● Estratto
========================================================================
Poi la svolta, peraltro già nota grazie ad altri libri inchiesta, che nel 2000 portò ad un repentino ribaltamento di alleanze, dopo anni di insulti rivolti al “mafioso di Arcore”, e che pare aver nascosto un vero e proprio contratto commerciale tra partiti. Tra le varie fonti che svelano l’esistenza di una sorta di compravendita, viene riportata parte dell’intervista dell’Annunziata a Gigi Moncalvo, già direttore della Padania, il quale cita anche alcuni colleghi giornalisti: “Questo contratto, mettiamolo tra virgolette, viene datato gennaio 2000, cioè un anno prima delle elezioni politiche, quando Bossi e Berlusconi si sono presentati alleati e hanno poi sconfitto il centrosinistra. A giugno dello stesso anno, quindi sei mesi dopo la firma, c’è una lettera dell’allora tesoriere di Forza Italia, Giovanni Dell’Elce, alla Banca di Roma, in cui scriveva: attenzione, noi siamo fideiussori, firmiamo per una fideiussione per due miliardi di lire a favore di qualsiasi debito la Lega abbia. L’esistenza della lettera, su carta intestata di Forza Italia, è stata scoperta e riprodotta da Mario Calabresi, che allora lavorava a la Repubblica. In pratica c’è una dazione di denaro. Per la prima volta nella storia, c’è un partito che firma una fideiussione per un altro partito” (pag. 142).
========================================================================
● Dati forniti
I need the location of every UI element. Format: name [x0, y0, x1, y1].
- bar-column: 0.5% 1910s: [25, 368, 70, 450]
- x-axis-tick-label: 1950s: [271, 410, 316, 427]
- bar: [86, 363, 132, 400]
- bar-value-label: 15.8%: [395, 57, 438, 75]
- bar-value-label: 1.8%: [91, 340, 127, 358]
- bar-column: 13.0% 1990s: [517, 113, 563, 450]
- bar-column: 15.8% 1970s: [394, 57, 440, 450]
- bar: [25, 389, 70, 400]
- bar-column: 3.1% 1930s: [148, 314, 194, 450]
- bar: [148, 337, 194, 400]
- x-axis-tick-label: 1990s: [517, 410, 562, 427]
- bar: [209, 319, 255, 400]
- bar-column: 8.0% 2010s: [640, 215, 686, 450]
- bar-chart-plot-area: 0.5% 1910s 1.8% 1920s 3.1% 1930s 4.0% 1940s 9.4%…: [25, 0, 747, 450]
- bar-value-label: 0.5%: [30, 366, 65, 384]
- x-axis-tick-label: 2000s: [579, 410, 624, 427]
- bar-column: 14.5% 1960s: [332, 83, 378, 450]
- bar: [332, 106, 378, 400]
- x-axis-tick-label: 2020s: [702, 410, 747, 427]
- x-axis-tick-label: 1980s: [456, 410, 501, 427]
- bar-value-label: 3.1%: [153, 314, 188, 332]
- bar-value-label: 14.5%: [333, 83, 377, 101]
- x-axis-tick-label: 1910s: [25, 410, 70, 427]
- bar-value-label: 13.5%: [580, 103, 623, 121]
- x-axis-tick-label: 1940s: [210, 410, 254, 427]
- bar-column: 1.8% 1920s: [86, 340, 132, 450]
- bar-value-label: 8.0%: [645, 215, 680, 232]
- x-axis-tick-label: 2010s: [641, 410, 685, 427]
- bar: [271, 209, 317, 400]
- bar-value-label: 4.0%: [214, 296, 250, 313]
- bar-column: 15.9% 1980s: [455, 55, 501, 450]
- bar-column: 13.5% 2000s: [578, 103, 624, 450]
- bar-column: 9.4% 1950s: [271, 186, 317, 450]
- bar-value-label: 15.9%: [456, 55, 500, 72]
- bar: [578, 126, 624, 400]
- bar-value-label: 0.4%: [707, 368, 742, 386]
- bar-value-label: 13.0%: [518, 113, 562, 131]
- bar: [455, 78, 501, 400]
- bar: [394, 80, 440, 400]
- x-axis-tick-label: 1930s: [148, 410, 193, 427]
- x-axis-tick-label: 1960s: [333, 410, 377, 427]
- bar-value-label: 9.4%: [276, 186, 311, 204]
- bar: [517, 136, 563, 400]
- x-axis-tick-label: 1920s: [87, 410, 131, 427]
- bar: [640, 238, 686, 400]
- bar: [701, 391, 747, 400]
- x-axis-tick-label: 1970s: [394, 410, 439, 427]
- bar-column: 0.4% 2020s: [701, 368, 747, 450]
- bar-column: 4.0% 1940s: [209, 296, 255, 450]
========================================================================
● Consegna
Prosegui il brano sull'accordo tra Lega e Forza Italia, riprendendo subito dopo la sua ultima frase.

● Risposta
Il risultato di queste furberie da codice penale? Nessuna riforma federale, sbandierata quanto evidentemente poco sentita dagli stessi leader padani, ed invece il pieno inserimento in un rinnovato centralismo nordista: “Ha allevato una casta locale altrettanto parassitaria e partitocratica di quella nazionale di sempre. Nonostante l’ingente finanziamento pubblico spettante agli house organ del partito, la Padania quotidiano è stata ridotta ad asservire una mediocre partitocrazia provinciale, a dispetto dei militanti e degli elettori. Fino a non avere quasi più lettori” (dalla quarta di copertina). Involuzione che Schena ha voluto raccontare – ripetiamolo – partendo proprio dalla redazione del quotidiano di partito, dove meglio si potevano cogliere i limiti culturali della linea politica leghista e del conseguente prodotto giornalistico. Dall’intelligente direzione di Gianluca Marchi, al cattolicissimo e mite Giuseppe Baiocchi, per proseguire poi con Gigi Moncalvo, Giuseppe Leoni, Gianluigi Paragone e Leonardo Boriani. Quest’ultimo, tanto per gradire, “il 12 marzo 2013 viene arrestato dalla Direzione Investigativa Antimafia di Milano (Dia), nell’ambito di una indagine per corruzione nell’ambito di un’inchiesta sulle presunte tangenti nella sanità in Lombardia.Nell’ottobre 2013 ha patteggiato una pena di due anni di reclusione” (fonte wikipedia).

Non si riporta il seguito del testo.